**The problem:** Review the listing and copy each line that holds the word "ἠλεκτροδίων".

Data excerpts
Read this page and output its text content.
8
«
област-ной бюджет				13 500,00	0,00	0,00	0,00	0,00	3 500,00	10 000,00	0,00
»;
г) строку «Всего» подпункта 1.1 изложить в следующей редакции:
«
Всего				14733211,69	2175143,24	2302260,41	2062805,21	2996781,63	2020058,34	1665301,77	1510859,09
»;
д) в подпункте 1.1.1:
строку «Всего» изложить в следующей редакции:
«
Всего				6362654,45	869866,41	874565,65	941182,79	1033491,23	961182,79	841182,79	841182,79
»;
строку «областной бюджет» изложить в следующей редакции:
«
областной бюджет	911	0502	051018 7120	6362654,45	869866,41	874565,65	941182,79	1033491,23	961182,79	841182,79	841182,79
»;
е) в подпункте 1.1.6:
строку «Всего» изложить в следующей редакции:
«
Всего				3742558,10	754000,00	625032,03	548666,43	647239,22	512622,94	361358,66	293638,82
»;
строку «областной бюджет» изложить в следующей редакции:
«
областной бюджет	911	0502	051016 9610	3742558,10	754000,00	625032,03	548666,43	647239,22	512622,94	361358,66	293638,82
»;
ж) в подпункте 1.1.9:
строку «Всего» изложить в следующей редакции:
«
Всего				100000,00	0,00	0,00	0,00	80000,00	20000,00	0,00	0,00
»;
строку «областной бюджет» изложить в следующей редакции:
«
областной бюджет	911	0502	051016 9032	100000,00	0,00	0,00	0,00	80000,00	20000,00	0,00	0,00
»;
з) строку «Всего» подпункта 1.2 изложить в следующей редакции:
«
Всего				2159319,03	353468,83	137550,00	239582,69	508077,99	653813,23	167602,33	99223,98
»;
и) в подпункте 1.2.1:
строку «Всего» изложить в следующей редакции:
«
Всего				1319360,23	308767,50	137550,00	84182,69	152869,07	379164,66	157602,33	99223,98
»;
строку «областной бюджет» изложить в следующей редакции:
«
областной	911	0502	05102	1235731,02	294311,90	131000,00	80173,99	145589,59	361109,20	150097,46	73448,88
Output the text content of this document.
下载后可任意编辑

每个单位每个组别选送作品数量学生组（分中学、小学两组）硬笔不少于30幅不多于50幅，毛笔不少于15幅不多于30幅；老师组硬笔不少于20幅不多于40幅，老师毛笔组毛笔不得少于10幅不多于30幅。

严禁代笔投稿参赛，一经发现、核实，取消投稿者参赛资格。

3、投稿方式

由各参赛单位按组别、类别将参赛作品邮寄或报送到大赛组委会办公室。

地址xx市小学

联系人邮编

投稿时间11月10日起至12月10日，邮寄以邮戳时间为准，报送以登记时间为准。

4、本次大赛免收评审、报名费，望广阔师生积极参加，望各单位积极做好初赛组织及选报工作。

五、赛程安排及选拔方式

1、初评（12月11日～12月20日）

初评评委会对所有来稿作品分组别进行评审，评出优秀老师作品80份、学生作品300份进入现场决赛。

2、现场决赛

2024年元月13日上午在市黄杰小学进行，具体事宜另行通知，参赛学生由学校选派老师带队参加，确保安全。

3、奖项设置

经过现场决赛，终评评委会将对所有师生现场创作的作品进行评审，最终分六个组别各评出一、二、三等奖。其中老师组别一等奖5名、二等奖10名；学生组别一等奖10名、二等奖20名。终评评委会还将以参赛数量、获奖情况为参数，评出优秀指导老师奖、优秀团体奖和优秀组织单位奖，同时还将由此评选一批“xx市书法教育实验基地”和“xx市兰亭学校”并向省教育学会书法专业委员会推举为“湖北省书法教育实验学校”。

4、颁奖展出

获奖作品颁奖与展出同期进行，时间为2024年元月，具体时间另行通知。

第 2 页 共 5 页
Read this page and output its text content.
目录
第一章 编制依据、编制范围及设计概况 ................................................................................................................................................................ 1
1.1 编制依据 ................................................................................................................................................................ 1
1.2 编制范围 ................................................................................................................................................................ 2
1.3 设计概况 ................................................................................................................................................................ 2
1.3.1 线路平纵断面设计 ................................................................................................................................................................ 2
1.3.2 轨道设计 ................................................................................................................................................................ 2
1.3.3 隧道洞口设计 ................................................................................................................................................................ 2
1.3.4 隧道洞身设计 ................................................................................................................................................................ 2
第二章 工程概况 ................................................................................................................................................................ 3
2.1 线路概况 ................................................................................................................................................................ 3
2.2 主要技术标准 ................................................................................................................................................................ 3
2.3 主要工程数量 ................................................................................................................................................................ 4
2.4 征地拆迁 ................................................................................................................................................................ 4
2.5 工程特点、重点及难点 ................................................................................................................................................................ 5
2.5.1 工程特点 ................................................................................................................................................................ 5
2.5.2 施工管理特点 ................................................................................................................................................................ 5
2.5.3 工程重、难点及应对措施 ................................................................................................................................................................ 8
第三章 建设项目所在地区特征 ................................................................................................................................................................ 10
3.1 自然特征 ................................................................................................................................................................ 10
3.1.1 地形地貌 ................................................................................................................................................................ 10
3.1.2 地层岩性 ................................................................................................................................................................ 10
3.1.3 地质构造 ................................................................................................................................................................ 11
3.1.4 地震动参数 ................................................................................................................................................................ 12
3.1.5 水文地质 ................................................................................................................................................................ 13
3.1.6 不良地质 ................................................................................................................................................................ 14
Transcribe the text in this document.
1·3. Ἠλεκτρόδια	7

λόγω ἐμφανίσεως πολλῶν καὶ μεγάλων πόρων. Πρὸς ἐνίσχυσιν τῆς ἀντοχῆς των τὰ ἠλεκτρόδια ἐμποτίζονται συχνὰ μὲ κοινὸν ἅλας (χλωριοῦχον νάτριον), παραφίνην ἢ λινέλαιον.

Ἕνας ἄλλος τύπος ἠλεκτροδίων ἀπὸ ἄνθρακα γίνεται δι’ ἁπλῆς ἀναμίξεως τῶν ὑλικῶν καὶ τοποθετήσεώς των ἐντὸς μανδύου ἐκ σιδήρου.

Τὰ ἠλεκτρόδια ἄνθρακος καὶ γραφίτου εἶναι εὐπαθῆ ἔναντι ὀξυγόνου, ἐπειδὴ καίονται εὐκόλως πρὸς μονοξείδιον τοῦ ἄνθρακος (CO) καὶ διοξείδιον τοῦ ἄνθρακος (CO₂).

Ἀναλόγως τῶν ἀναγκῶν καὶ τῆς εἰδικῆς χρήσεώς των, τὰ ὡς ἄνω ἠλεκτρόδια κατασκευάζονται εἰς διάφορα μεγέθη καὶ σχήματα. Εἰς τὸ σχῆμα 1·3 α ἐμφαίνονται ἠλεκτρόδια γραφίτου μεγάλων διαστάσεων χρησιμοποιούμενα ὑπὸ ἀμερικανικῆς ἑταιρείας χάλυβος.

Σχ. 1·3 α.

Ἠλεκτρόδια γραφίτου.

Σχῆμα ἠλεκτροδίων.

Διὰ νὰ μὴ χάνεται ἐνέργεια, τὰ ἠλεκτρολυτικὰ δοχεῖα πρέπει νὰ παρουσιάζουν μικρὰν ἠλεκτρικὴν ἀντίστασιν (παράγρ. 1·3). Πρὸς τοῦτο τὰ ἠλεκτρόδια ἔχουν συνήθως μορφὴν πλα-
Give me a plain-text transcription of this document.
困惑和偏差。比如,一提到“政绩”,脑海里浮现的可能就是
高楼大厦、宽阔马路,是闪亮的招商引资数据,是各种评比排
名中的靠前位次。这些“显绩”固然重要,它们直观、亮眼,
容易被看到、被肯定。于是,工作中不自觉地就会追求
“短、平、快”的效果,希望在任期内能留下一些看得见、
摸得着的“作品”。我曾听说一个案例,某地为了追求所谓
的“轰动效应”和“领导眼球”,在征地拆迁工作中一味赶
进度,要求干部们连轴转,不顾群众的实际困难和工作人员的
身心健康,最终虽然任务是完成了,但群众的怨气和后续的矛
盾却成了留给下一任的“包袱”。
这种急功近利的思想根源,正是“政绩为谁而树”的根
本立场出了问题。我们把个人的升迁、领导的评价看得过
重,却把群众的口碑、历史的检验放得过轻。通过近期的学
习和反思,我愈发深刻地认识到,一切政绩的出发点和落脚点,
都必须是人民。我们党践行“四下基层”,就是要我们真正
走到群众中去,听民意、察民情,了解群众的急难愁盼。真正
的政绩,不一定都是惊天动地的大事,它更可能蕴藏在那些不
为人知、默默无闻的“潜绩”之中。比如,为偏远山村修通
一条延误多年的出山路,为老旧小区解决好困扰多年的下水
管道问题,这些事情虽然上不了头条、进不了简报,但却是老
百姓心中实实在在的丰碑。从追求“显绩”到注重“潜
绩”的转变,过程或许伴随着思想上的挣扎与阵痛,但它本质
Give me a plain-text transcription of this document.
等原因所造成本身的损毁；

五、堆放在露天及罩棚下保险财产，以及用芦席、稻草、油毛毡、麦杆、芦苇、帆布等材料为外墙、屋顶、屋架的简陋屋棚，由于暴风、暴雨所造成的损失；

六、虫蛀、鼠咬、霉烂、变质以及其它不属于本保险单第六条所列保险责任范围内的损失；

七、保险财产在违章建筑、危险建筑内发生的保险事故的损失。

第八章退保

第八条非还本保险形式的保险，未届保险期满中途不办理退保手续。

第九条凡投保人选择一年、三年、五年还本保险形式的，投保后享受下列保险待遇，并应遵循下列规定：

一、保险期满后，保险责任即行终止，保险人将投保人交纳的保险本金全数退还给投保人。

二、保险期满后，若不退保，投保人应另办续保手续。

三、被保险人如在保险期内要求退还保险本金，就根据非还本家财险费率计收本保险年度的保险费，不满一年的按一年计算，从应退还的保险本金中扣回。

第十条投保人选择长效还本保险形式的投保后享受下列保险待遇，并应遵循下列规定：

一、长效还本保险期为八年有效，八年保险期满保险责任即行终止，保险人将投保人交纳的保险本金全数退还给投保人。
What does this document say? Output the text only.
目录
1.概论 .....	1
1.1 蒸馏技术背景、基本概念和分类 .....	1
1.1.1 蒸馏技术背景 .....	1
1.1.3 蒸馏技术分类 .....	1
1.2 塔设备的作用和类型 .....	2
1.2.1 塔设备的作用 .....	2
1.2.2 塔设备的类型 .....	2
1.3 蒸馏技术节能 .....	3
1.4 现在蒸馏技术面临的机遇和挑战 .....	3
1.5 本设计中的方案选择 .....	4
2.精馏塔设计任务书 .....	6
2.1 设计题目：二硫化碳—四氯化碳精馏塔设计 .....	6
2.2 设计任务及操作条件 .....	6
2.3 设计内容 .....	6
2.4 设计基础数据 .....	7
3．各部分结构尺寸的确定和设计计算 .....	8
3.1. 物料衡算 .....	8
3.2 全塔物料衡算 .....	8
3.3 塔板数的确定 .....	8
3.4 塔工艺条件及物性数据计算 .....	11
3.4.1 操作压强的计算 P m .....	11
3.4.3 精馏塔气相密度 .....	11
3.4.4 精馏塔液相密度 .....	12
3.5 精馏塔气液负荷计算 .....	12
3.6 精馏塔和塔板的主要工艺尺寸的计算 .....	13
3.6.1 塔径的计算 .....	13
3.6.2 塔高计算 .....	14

**In response:**
Ἕνας ἄλλος τύπος ἠλεκτροδίων ἀπὸ ἄνθρακα γίνεται δι’ ἁπλῆς ἀναμίξεως τῶν ὑλικῶν καὶ τοποθετήσεώς των ἐντὸς μανδύου ἐκ σιδήρου.
Σχῆμα ἠλεκτροδίων.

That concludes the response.